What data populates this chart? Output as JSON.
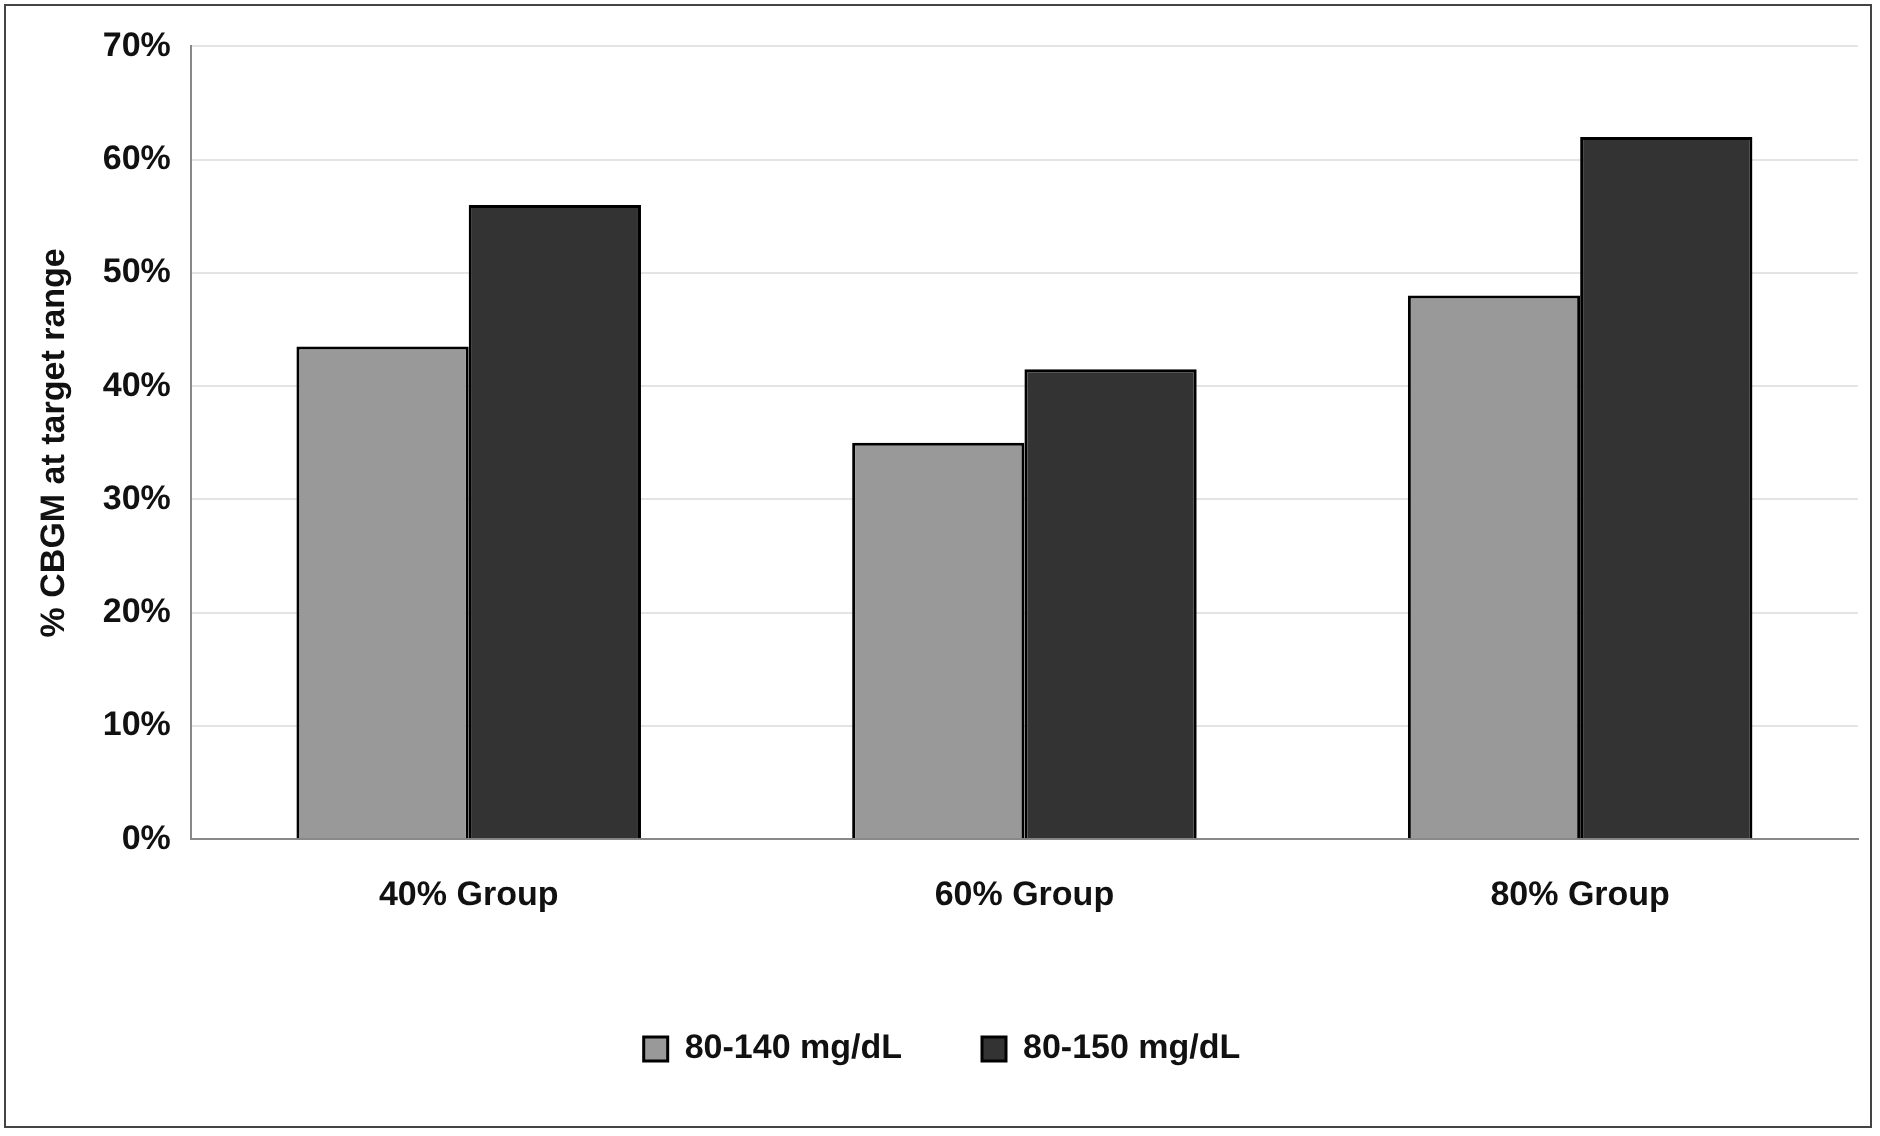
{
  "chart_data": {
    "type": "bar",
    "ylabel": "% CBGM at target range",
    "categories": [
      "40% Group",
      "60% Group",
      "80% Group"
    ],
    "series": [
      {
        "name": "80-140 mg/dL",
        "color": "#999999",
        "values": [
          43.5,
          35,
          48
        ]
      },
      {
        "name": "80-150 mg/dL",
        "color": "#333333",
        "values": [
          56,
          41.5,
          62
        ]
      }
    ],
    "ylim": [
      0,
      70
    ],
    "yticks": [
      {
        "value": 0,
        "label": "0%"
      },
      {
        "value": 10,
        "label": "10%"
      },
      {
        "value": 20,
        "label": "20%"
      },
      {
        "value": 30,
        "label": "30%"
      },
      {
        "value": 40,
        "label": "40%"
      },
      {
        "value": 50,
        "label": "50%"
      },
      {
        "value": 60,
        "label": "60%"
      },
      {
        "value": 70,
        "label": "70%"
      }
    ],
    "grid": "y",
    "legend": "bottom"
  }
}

────────────────────────────────────────

» **What the exercise asks**
Write every entry out again exactly, dropping the pictures.

» **The completed task**
What data populates this chart? Output as JSON.
{
  "chart_data": {
    "type": "bar",
    "ylabel": "% CBGM at target range",
    "categories": [
      "40% Group",
      "60% Group",
      "80% Group"
    ],
    "series": [
      {
        "name": "80-140 mg/dL",
        "color": "#999999",
        "values": [
          43.5,
          35,
          48
        ]
      },
      {
        "name": "80-150 mg/dL",
        "color": "#333333",
        "values": [
          56,
          41.5,
          62
        ]
      }
    ],
    "ylim": [
      0,
      70
    ],
    "yticks": [
      {
        "value": 0,
        "label": "0%"
      },
      {
        "value": 10,
        "label": "10%"
      },
      {
        "value": 20,
        "label": "20%"
      },
      {
        "value": 30,
        "label": "30%"
      },
      {
        "value": 40,
        "label": "40%"
      },
      {
        "value": 50,
        "label": "50%"
      },
      {
        "value": 60,
        "label": "60%"
      },
      {
        "value": 70,
        "label": "70%"
      }
    ],
    "grid": "y",
    "legend": "bottom"
  }
}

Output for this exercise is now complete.